Aim of the exercise — Copy each line containing the word "JSON" from the records that follow, please.

Entries with figure data

--------------------

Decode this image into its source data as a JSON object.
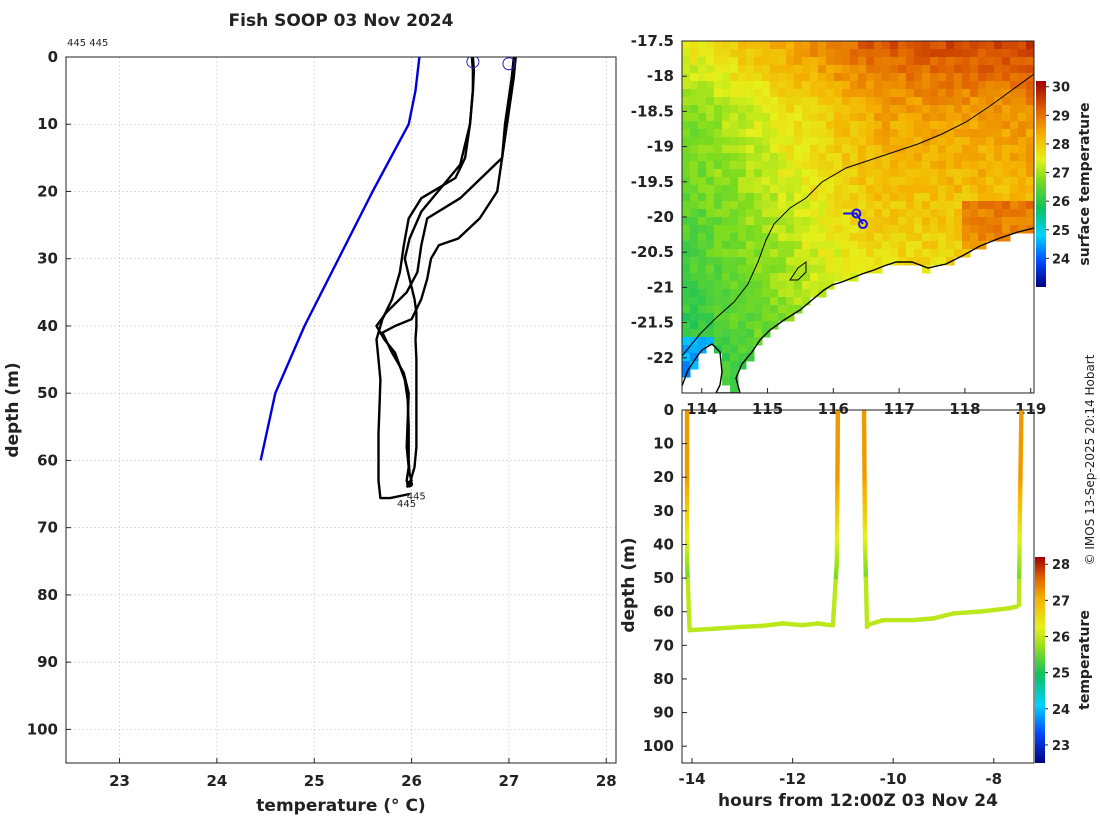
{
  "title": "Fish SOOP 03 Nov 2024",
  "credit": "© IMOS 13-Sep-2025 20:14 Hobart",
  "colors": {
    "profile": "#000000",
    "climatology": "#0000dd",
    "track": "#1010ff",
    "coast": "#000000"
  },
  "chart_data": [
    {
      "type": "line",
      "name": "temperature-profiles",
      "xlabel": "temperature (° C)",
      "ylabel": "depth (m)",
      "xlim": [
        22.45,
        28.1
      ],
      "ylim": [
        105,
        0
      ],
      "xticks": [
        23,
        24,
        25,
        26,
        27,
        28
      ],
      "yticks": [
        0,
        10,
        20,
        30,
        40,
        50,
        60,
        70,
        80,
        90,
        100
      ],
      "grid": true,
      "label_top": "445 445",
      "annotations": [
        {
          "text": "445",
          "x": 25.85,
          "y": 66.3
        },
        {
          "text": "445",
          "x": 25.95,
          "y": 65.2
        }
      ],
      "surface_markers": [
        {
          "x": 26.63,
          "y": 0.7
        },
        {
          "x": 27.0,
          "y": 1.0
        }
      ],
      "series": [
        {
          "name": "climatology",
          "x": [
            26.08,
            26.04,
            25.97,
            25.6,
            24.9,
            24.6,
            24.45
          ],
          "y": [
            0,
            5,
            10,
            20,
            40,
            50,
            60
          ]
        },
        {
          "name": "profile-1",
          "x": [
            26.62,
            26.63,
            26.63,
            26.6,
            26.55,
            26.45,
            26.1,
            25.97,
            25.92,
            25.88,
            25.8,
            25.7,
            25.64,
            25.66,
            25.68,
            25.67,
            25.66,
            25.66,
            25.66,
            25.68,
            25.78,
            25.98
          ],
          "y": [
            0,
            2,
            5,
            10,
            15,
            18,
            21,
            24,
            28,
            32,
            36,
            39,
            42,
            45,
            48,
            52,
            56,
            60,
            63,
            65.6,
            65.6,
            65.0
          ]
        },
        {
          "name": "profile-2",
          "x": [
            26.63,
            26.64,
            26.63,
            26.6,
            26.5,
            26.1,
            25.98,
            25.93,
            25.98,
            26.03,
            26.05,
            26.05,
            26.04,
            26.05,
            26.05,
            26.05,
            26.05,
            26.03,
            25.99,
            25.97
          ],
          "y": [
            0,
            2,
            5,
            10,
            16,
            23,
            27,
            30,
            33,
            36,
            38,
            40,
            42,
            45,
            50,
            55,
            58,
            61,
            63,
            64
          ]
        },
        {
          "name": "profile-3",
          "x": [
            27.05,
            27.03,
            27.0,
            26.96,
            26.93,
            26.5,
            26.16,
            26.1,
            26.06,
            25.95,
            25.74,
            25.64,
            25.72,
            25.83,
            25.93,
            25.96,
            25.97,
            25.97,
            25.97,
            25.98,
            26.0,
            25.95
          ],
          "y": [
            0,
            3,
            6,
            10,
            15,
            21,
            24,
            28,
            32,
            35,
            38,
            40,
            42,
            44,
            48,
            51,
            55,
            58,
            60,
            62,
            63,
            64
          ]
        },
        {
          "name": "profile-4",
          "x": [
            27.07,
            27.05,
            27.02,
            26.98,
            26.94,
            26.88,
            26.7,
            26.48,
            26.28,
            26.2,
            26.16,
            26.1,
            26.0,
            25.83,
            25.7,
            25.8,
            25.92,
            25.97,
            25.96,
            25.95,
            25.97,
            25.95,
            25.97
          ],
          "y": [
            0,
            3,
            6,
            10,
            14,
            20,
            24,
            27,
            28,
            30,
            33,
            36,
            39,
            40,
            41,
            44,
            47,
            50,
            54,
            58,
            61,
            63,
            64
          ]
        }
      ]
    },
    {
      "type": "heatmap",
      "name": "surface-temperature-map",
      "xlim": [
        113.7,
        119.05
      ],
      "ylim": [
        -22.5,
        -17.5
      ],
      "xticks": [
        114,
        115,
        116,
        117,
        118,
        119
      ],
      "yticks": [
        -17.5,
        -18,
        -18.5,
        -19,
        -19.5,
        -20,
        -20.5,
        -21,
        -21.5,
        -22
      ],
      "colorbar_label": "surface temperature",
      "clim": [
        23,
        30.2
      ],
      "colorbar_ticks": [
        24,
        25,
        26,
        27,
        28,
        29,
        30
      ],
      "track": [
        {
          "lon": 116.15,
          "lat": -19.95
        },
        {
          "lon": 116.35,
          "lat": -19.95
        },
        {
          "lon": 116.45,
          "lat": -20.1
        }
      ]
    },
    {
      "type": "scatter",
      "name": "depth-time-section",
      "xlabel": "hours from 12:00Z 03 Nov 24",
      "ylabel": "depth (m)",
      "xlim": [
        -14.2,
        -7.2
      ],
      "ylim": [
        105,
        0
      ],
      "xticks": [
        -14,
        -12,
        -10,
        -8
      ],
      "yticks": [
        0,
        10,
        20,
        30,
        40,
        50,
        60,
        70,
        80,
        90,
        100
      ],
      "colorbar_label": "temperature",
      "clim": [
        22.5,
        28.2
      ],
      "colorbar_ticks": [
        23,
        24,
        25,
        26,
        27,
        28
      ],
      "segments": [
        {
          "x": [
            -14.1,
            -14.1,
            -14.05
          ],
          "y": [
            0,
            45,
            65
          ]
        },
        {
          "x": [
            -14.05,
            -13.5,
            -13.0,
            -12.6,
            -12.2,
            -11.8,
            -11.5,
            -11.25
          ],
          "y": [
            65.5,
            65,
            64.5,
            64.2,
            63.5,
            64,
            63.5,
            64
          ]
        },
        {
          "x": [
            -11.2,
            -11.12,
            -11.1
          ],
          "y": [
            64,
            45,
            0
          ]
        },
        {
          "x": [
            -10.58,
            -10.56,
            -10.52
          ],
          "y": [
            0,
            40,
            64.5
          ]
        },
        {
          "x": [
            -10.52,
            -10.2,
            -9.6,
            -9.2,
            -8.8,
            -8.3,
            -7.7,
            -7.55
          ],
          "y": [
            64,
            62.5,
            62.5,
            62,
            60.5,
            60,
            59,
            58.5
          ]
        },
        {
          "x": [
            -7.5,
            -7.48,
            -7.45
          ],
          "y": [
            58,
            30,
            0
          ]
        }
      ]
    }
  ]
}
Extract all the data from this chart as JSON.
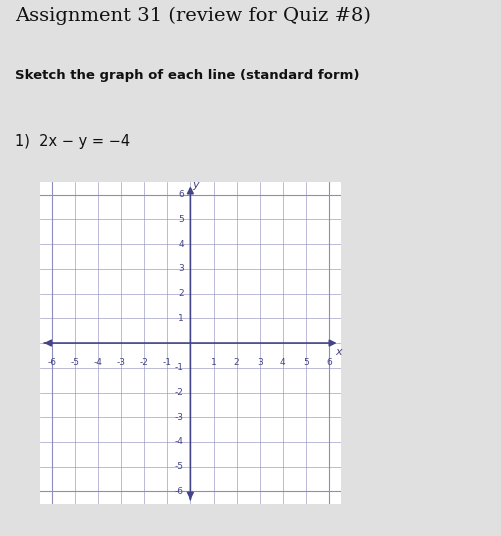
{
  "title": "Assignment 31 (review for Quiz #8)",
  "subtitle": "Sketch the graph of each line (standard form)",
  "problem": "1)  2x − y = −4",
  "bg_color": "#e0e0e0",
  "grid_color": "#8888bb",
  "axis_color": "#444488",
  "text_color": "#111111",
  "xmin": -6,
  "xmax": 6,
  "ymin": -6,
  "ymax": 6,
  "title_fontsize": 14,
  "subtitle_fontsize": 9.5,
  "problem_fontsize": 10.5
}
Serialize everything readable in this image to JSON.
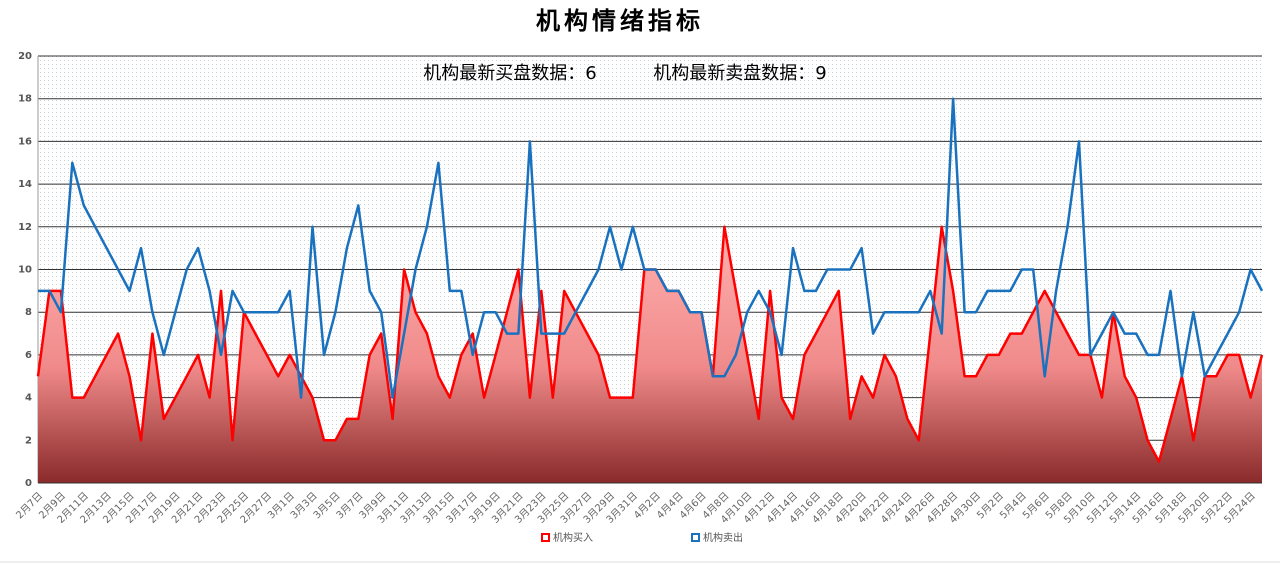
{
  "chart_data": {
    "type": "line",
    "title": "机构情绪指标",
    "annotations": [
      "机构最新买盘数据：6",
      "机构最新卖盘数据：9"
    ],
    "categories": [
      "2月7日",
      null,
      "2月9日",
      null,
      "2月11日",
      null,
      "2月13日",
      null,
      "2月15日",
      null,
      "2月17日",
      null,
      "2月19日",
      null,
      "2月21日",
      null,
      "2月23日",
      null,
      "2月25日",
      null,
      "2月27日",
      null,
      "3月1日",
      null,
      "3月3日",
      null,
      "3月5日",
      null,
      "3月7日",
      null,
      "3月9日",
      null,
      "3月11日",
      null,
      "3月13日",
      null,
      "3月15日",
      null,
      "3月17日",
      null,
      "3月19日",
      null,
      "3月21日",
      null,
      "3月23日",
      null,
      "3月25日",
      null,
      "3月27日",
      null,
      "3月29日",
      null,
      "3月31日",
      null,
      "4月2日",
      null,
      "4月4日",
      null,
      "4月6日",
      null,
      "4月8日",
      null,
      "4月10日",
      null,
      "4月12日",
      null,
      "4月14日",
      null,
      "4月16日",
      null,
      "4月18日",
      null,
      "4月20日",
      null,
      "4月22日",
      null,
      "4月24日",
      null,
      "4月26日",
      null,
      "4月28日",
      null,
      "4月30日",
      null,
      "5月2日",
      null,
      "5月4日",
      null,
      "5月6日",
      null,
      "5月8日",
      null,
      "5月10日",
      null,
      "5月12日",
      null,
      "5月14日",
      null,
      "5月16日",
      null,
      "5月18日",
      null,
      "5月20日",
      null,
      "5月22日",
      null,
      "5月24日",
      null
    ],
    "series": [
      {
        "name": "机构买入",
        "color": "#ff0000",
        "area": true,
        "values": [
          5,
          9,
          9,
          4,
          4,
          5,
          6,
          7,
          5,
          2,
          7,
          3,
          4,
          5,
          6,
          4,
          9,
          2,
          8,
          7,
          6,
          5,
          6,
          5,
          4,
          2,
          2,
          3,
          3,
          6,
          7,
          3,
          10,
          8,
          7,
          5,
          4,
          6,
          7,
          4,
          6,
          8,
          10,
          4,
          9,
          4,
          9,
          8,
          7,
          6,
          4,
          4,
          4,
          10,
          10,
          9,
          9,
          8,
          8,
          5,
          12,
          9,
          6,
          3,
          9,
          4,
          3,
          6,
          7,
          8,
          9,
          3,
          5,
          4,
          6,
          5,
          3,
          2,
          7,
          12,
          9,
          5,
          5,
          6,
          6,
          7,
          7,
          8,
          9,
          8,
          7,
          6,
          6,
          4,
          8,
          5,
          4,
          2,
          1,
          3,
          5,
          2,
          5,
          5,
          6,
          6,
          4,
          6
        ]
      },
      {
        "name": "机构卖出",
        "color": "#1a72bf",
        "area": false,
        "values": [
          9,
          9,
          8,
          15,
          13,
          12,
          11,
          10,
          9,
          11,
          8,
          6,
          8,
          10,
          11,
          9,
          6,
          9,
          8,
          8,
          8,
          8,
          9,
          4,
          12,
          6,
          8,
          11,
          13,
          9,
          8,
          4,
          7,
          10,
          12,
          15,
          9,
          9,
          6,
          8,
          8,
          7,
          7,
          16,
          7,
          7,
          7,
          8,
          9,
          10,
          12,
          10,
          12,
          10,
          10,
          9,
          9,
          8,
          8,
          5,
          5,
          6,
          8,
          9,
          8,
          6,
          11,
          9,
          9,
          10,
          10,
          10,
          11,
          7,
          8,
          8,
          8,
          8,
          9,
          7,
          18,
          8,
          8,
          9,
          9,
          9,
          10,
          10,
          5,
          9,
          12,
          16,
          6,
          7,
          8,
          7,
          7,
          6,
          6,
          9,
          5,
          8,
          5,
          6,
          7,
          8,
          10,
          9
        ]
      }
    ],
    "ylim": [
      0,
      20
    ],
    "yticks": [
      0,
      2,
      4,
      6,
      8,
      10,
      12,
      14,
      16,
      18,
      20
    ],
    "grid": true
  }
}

--------------------

Answer —
Decode this image into its source data as a JSON object.
Extract all the data from this chart as JSON.
Serialize everything readable in this image to JSON.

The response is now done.